» **Passo citato**:
»»

La decisione di adeguatezza della Commissione Europea sul Trans-Atlantic Data Privacy Framework ha scatenato un terremoto nel mondo della protezione dei dati. 

Il tema del trasferimento dei dati negli USA è stato, continua ad essere e con ogni probabilità sarà, l’elefante nella stanza presente in ogni conversazione che ha a che fare con la conformità dei sistemi informativi delle aziende. 

Ma la domanda che occorre davvero porsi è se questo nuovo framework possa dirsi effettivamente risolutivo e cosa significhi sul piano politico per l’Unione Europea.

Cosa prevede il Framework transatlantico

In questo draft la Commissione ha ritenuto che, nonostante gli Stati Uniti non forniscano delle garanzie identiche a quelle previste dal GDPR, quelle immaginate dal nuovo framework possano essere ritenute comparabili al livello garantito dall’Unione Europea in quanto assicurano un adeguato livello di protezione ai dati per i trasferimenti transatlantici attraverso l’implementazione di meccanismi di monitoraggio e revisione.

««

» **Dati forniti**:
»»

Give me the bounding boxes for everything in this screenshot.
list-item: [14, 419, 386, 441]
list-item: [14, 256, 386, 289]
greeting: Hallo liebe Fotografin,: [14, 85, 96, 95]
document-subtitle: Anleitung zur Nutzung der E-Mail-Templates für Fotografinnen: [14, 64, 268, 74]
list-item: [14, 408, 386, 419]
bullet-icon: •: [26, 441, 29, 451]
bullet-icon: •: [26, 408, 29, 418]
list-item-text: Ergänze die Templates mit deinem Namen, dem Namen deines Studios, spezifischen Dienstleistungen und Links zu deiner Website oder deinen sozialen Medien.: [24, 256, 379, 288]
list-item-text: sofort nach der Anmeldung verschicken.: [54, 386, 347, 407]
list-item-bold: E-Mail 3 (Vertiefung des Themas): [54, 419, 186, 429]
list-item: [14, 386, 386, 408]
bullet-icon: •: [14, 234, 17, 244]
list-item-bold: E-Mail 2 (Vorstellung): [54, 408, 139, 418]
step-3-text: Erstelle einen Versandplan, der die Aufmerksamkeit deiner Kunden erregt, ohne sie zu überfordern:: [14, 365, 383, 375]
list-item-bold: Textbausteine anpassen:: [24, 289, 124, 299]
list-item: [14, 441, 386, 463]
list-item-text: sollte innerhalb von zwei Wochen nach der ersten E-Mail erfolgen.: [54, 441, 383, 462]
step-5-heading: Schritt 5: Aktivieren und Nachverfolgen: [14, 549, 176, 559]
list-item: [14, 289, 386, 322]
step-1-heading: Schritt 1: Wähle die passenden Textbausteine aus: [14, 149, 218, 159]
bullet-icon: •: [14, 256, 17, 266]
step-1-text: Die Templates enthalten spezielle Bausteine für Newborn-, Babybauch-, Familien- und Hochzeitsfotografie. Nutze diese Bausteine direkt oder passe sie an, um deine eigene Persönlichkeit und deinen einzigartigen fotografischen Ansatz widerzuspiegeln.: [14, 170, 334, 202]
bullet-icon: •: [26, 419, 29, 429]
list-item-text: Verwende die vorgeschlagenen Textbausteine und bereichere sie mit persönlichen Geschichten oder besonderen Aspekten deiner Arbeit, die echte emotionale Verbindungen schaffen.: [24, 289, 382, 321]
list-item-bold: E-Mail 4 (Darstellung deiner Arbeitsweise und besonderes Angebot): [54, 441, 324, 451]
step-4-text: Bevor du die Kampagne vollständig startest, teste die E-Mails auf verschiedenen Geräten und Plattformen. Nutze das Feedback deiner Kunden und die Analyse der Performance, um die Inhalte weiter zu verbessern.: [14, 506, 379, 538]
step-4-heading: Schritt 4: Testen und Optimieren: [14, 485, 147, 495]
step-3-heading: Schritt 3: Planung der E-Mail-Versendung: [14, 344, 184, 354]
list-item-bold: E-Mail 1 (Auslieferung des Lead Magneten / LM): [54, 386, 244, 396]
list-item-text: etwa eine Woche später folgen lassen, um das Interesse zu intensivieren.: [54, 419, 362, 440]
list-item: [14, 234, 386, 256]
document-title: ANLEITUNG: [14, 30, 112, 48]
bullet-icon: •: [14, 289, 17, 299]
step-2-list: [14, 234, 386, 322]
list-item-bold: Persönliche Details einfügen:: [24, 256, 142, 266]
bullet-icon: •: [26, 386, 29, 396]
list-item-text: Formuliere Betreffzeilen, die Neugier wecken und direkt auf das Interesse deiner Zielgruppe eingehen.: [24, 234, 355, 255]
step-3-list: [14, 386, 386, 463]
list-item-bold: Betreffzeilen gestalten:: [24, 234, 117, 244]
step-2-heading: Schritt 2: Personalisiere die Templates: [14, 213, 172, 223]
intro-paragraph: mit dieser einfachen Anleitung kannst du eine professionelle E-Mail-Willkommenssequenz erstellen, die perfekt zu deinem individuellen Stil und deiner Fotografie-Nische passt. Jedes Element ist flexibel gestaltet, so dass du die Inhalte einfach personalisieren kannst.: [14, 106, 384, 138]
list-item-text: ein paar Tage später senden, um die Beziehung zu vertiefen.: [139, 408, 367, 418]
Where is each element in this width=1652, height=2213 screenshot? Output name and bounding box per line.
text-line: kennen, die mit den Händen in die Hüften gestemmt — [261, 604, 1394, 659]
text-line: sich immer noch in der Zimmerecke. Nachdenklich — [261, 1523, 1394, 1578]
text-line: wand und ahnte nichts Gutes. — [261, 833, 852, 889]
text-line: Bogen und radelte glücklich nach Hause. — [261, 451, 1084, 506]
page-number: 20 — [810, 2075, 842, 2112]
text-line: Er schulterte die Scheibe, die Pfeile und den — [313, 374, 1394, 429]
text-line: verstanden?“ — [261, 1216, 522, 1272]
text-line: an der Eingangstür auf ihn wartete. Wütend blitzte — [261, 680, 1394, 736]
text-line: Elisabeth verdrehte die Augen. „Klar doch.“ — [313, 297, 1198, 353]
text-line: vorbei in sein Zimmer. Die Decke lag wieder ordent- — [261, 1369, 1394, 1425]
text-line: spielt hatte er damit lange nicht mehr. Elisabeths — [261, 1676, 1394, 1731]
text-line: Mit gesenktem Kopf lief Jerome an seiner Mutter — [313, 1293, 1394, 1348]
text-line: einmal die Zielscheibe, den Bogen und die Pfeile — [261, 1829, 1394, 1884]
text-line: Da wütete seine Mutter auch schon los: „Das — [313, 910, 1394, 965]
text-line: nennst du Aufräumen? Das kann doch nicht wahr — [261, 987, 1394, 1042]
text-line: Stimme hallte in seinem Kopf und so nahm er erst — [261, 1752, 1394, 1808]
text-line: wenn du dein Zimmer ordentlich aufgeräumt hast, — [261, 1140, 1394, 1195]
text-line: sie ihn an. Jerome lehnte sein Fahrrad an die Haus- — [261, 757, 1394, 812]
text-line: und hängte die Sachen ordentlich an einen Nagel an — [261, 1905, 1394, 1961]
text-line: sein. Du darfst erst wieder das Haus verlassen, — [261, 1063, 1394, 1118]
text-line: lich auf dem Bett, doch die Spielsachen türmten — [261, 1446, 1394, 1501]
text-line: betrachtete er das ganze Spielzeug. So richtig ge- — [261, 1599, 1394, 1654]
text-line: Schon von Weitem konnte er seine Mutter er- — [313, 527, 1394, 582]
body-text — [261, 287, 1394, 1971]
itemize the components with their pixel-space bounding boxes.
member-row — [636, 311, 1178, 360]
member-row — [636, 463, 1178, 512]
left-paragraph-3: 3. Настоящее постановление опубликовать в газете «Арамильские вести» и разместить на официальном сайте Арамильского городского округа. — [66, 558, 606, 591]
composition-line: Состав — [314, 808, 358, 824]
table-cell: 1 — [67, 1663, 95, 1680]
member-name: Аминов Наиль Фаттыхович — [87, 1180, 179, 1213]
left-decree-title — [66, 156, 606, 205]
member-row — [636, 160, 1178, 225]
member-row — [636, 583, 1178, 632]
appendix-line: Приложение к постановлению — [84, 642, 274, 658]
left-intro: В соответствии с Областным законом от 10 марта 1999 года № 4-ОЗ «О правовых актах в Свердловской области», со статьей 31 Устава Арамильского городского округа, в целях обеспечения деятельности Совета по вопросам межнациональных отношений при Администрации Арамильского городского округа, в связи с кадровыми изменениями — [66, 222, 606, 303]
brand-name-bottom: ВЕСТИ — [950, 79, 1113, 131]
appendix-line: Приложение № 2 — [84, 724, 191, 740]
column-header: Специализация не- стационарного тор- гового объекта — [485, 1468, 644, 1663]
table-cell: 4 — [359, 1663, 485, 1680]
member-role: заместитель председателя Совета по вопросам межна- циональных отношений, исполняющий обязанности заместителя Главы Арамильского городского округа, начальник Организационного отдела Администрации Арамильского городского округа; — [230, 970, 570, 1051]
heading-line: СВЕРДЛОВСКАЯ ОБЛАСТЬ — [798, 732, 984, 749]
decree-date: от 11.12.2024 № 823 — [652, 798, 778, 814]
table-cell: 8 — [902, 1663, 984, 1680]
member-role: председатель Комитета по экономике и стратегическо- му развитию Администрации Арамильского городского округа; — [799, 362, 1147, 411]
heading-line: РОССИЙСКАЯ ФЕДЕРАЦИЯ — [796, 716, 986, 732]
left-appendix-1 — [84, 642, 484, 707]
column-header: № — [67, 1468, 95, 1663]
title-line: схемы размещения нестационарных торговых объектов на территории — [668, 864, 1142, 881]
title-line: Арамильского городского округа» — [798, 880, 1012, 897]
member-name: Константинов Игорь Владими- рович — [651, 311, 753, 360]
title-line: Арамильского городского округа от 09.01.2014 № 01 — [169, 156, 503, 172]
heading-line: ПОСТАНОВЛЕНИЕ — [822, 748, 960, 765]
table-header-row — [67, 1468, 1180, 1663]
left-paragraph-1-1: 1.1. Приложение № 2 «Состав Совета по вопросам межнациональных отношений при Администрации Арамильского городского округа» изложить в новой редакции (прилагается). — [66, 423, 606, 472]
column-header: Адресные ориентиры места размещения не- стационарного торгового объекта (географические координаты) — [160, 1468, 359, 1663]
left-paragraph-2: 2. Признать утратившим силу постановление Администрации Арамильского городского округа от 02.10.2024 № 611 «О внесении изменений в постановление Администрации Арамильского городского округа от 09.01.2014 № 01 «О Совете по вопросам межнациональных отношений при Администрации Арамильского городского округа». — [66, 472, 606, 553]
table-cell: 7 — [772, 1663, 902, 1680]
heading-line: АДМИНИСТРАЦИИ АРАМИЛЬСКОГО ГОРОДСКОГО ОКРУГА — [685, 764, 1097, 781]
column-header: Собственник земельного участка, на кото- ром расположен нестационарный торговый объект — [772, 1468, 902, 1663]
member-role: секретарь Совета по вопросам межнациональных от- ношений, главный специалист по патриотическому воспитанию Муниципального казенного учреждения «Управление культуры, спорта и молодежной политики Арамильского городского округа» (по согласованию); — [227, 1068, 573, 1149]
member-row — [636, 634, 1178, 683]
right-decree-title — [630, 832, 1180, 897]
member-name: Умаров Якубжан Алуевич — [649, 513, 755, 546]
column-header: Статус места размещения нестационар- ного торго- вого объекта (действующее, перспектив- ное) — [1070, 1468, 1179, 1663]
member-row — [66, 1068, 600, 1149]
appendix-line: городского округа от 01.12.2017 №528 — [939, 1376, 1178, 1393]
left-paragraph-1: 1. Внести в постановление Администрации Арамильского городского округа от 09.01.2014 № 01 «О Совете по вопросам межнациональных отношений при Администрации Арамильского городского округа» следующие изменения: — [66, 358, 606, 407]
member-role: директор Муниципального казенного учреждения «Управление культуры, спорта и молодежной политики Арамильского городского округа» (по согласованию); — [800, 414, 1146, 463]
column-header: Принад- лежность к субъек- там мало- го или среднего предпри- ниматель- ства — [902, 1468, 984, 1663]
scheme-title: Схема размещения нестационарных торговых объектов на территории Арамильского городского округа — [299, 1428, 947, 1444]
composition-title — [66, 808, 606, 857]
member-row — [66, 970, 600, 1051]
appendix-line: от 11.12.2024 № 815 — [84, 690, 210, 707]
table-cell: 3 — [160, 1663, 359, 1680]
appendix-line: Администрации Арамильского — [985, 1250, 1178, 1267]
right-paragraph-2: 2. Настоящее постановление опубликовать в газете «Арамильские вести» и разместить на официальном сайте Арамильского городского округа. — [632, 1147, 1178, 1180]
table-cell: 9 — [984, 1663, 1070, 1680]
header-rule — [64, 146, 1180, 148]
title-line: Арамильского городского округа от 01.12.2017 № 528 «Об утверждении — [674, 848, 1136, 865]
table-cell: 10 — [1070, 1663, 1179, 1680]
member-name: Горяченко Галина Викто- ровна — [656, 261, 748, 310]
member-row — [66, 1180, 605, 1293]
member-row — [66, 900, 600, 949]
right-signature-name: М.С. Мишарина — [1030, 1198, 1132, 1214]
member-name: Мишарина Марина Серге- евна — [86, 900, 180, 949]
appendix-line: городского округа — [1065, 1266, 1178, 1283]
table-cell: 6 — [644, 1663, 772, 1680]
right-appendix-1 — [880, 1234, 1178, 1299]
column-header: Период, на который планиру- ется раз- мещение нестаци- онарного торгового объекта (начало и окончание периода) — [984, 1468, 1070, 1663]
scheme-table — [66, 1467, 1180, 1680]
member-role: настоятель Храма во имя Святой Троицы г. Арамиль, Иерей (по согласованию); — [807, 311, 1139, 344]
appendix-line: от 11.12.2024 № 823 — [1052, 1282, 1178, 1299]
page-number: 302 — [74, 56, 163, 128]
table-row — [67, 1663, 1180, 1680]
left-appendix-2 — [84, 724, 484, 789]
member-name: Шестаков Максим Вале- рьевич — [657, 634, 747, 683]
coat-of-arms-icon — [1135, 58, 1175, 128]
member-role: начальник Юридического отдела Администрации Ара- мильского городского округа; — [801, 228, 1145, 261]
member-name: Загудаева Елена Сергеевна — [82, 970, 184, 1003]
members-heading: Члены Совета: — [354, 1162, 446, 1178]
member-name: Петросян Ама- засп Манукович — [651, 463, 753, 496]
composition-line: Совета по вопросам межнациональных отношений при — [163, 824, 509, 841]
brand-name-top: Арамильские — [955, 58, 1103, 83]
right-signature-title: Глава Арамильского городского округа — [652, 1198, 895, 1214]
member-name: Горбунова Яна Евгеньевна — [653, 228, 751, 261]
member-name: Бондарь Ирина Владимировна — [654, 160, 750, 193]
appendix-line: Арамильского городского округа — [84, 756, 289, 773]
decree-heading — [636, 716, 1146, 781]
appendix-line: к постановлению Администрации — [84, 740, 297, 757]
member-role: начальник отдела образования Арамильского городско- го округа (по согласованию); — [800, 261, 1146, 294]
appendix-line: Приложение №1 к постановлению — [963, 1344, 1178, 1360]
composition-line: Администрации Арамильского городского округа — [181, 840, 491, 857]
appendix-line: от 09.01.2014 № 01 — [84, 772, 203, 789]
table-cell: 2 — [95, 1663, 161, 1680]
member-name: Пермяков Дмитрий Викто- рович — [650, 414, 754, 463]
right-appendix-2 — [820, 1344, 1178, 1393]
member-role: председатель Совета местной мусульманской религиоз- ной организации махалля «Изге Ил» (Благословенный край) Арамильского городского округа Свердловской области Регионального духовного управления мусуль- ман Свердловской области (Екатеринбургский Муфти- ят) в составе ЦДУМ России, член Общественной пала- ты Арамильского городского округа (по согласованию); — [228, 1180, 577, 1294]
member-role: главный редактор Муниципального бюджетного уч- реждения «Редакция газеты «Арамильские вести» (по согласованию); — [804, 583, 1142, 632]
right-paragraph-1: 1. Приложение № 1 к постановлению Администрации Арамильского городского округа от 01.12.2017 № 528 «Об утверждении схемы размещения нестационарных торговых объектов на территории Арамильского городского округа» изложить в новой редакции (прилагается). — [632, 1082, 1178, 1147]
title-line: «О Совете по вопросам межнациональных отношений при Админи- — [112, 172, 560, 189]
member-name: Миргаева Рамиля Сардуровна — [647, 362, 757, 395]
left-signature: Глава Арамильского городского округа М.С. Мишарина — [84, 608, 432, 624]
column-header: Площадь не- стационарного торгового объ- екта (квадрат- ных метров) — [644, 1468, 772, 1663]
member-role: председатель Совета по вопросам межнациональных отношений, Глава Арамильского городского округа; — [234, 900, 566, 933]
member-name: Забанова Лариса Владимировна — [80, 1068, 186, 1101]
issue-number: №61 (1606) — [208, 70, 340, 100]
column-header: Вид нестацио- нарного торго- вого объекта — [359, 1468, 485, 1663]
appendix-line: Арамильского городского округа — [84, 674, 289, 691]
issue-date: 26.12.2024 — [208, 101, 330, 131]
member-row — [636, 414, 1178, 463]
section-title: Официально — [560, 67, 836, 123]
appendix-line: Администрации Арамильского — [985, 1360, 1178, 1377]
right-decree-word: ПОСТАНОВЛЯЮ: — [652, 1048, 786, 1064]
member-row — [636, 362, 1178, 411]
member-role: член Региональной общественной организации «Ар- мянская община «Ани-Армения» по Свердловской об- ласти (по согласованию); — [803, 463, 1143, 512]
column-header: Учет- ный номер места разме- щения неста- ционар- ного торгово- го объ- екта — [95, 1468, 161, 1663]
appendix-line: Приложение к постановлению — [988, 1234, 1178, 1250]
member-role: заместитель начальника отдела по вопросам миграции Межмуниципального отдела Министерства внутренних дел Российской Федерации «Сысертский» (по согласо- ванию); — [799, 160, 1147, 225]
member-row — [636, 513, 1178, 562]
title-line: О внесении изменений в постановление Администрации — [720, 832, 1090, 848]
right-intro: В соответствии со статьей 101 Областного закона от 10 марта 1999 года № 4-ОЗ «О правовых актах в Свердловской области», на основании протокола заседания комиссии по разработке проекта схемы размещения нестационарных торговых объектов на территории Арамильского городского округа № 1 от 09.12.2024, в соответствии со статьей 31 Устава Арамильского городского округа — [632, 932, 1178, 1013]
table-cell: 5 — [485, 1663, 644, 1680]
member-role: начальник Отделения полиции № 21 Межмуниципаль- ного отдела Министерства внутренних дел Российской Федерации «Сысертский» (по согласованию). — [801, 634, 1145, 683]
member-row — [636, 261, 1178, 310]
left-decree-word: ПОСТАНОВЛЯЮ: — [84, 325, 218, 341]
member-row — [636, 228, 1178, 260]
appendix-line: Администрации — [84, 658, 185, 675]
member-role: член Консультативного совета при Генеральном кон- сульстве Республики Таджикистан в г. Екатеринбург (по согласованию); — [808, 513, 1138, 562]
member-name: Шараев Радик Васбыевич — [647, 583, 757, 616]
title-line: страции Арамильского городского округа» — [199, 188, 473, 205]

««

» **Requisiti**:
Rispondi a queste domande sul passo citato:
1. Che cosa ha scatenato un terremoto nel mondo della protezione dei dati?
2. Con quale immagine viene descritto il tema del trasferimento dei dati negli USA?
3. Secondo la Commissione, attraverso l'implementazione di quali meccanismi il nuovo framework assicura un adeguato livello di protezione ai dati per i trasferimenti transatlantici?

» **Risposta**:
1. La decisione di adeguatezza della Commissione Europea sul Trans-Atlantic Data Privacy Framework.
2. Come l'elefante nella stanza presente in ogni conversazione che ha a che fare con la conformità dei sistemi informativi delle aziende.
3. Meccanismi di monitoraggio e revisione.